## WHAT IS EXPECTED
Every entry that follows should be repeated exactly; drop the images.

--- begin ENTRIES SUPPLIED ---

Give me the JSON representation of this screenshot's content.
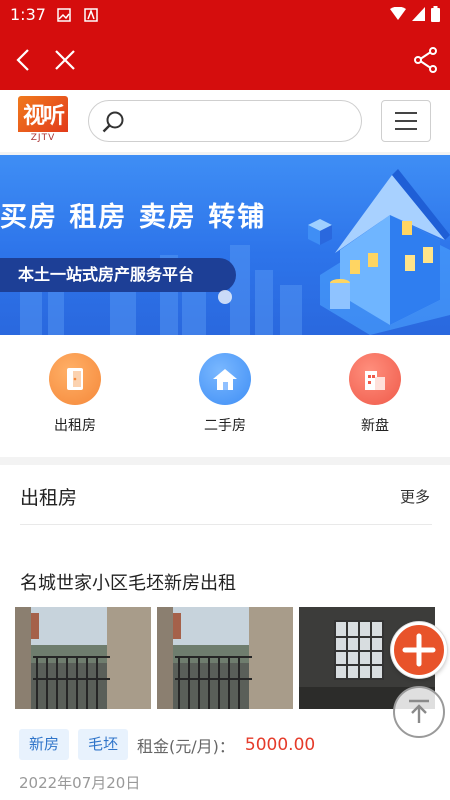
{
  "status_bar": {
    "time": "1:37"
  },
  "header": {
    "logo_text": "视听",
    "logo_sub": "ZJTV",
    "search": {
      "value": "",
      "placeholder": ""
    }
  },
  "banner": {
    "headline": "买房 租房 卖房 转铺",
    "slogan": "本土一站式房产服务平台"
  },
  "categories": [
    {
      "label": "出租房",
      "icon": "door-icon",
      "color": "#f5883a"
    },
    {
      "label": "二手房",
      "icon": "home-icon",
      "color": "#3f8ef5"
    },
    {
      "label": "新盘",
      "icon": "building-icon",
      "color": "#ef5a4a"
    }
  ],
  "section": {
    "title": "出租房",
    "more": "更多",
    "listing": {
      "title": "名城世家小区毛坯新房出租",
      "tags": [
        "新房",
        "毛坯"
      ],
      "rent_label": "租金(元/月)：",
      "price": "5000.00",
      "date": "2022年07月20日"
    }
  },
  "colors": {
    "brand_red": "#d50d0d",
    "banner_blue": "#2d74ea",
    "price_red": "#e53b2a",
    "tag_blue": "#2f74c9",
    "fab_orange": "#e8532a"
  }
}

--- end ENTRIES SUPPLIED ---

## ANSWER TO THIS EXERCISE
Give me the JSON representation of this screenshot's content.
{
  "status_bar": {
    "time": "1:37"
  },
  "header": {
    "logo_text": "视听",
    "logo_sub": "ZJTV",
    "search": {
      "value": "",
      "placeholder": ""
    }
  },
  "banner": {
    "headline": "买房 租房 卖房 转铺",
    "slogan": "本土一站式房产服务平台"
  },
  "categories": [
    {
      "label": "出租房",
      "icon": "door-icon",
      "color": "#f5883a"
    },
    {
      "label": "二手房",
      "icon": "home-icon",
      "color": "#3f8ef5"
    },
    {
      "label": "新盘",
      "icon": "building-icon",
      "color": "#ef5a4a"
    }
  ],
  "section": {
    "title": "出租房",
    "more": "更多",
    "listing": {
      "title": "名城世家小区毛坯新房出租",
      "tags": [
        "新房",
        "毛坯"
      ],
      "rent_label": "租金(元/月)：",
      "price": "5000.00",
      "date": "2022年07月20日"
    }
  },
  "colors": {
    "brand_red": "#d50d0d",
    "banner_blue": "#2d74ea",
    "price_red": "#e53b2a",
    "tag_blue": "#2f74c9",
    "fab_orange": "#e8532a"
  }
}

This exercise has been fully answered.